▸ **EXERCISE**
Which lines contain the word "label"? Return each of them as written.

▸ **Chart and figure data**
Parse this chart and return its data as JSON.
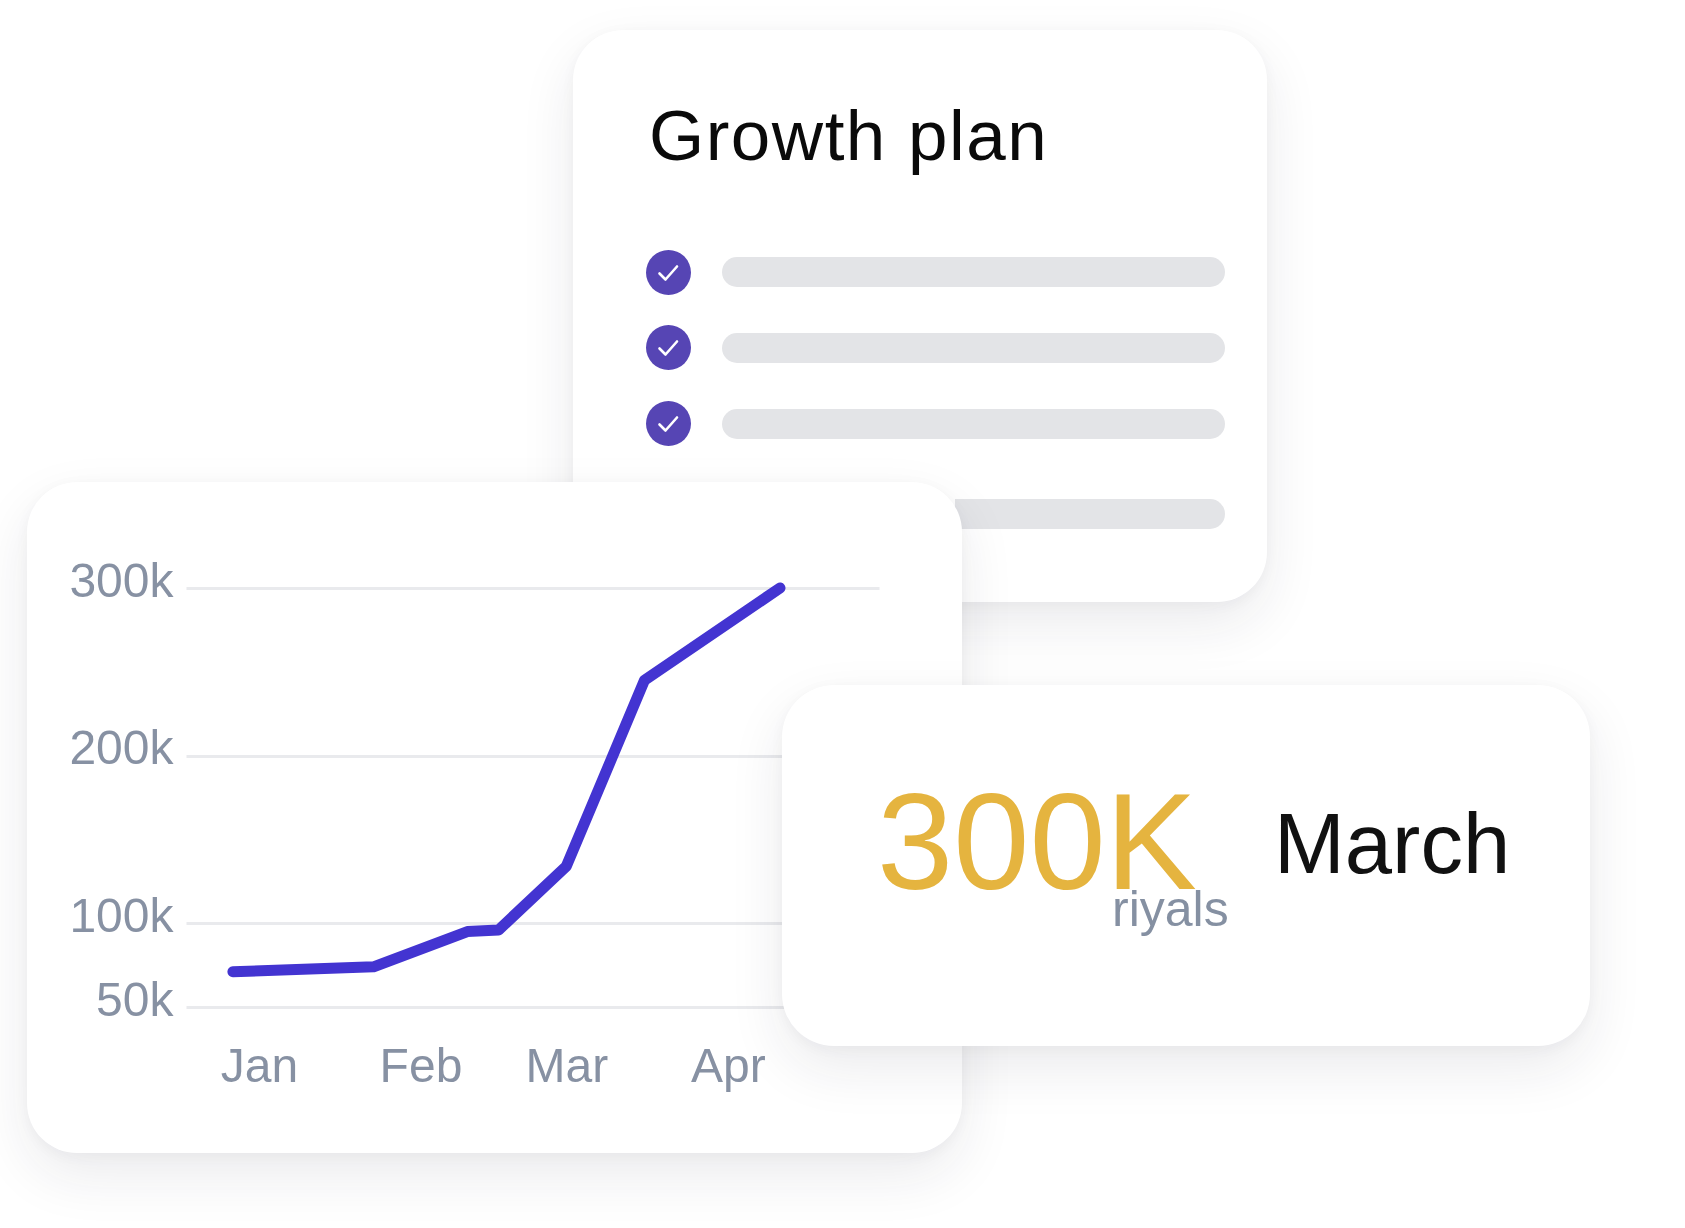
{
  "chart_data": [
    {
      "type": "line",
      "x": [
        "--01-10",
        "--02-06",
        "--02-24",
        "--03-02",
        "--03-15",
        "--03-30",
        "--04-25"
      ],
      "series": [
        {
          "color": "#4334d1",
          "values": [
            71000,
            74000,
            95000,
            96000,
            134000,
            245000,
            300000
          ]
        }
      ],
      "xlim": [
        "--01-01",
        "--05-14"
      ],
      "xticks": [
        {
          "value": "--01-15",
          "label": "Jan"
        },
        {
          "value": "--02-15",
          "label": "Feb"
        },
        {
          "value": "--03-15",
          "label": "Mar"
        },
        {
          "value": "--04-15",
          "label": "Apr"
        }
      ],
      "ylim": [
        50000,
        300000
      ],
      "yticks": [
        {
          "value": 50000,
          "label": "50k"
        },
        {
          "value": 100000,
          "label": "100k"
        },
        {
          "value": 200000,
          "label": "200k"
        },
        {
          "value": 300000,
          "label": "300k"
        }
      ],
      "grid": "y"
    },
    {
      "type": "other",
      "title": "Growth plan"
    },
    {
      "type": "other",
      "annotations": [
        "300K",
        "riyals",
        "March"
      ]
    }
  ]
}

▸ **FULL RESPONSE**
          "label": "Jan"
          "label": "Feb"
          "label": "Mar"
          "label": "Apr"
          "label": "50k"
          "label": "100k"
          "label": "200k"
          "label": "300k"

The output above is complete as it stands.